Problem details: Select from the data all lines with the word "A₁B₁C₁".

Records supplied:

⟨

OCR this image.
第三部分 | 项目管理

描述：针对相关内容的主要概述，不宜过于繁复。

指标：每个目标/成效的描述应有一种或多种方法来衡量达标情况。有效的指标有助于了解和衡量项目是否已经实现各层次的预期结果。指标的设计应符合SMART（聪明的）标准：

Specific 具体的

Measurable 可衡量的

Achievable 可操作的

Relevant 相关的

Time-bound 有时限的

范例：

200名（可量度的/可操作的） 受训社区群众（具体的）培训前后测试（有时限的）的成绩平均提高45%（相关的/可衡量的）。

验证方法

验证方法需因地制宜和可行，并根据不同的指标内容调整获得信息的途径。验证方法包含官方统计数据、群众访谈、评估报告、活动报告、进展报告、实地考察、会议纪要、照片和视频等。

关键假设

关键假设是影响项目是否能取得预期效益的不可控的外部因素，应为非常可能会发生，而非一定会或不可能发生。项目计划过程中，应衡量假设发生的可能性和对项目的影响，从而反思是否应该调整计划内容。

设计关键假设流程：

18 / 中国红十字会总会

⟩
⟨

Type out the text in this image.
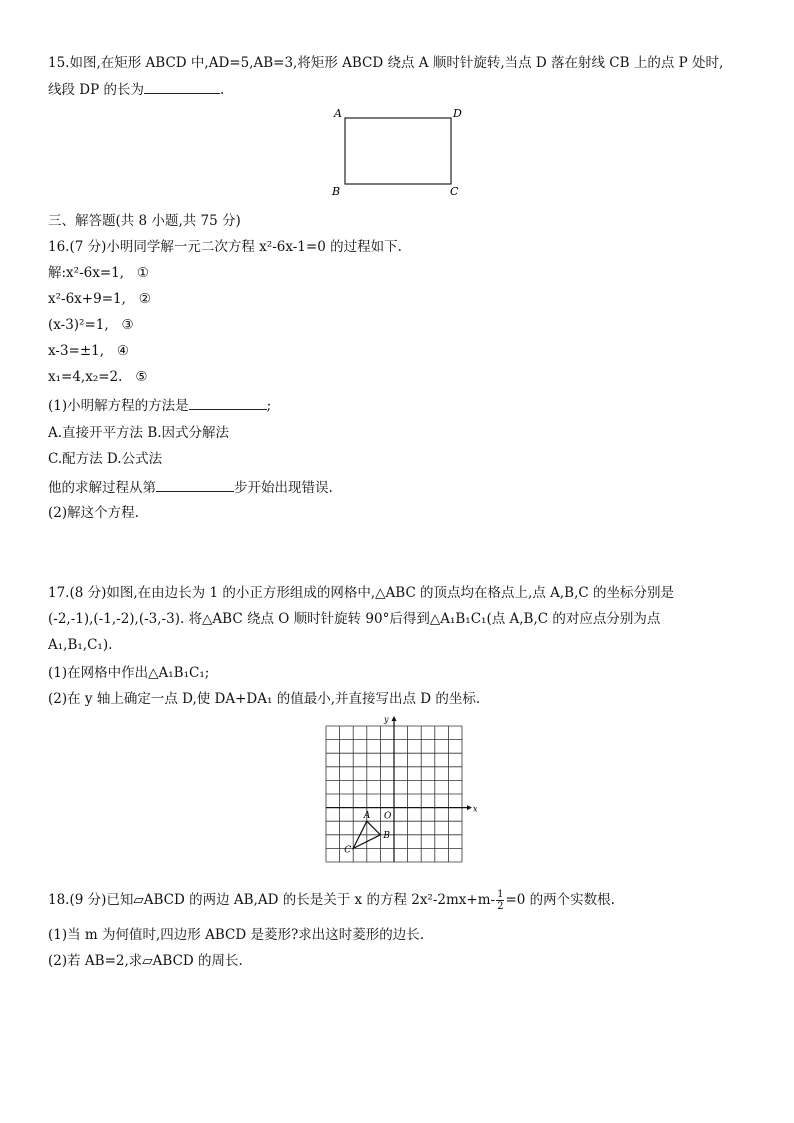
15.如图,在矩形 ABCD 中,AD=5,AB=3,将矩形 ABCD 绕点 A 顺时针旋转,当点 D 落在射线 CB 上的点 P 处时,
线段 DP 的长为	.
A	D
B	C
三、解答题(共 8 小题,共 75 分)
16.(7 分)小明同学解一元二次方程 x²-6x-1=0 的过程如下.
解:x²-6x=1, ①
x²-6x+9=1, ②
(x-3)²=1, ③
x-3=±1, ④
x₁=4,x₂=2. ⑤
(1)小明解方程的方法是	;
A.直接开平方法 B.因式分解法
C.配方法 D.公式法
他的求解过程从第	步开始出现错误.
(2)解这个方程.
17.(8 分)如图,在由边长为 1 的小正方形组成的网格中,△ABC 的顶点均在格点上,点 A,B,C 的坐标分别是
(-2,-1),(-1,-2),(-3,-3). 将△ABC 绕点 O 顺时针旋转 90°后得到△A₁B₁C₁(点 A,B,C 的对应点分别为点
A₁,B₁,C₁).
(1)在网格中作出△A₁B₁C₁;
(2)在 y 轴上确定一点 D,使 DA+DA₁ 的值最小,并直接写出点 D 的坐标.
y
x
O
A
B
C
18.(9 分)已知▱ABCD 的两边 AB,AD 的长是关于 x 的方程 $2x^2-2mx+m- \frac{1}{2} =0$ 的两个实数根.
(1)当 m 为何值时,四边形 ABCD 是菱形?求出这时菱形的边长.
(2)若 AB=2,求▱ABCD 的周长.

⟩

Solved exercise:
(-2,-1),(-1,-2),(-3,-3). 将△ABC 绕点 O 顺时针旋转 90°后得到△A₁B₁C₁(点 A,B,C 的对应点分别为点
(1)在网格中作出△A₁B₁C₁;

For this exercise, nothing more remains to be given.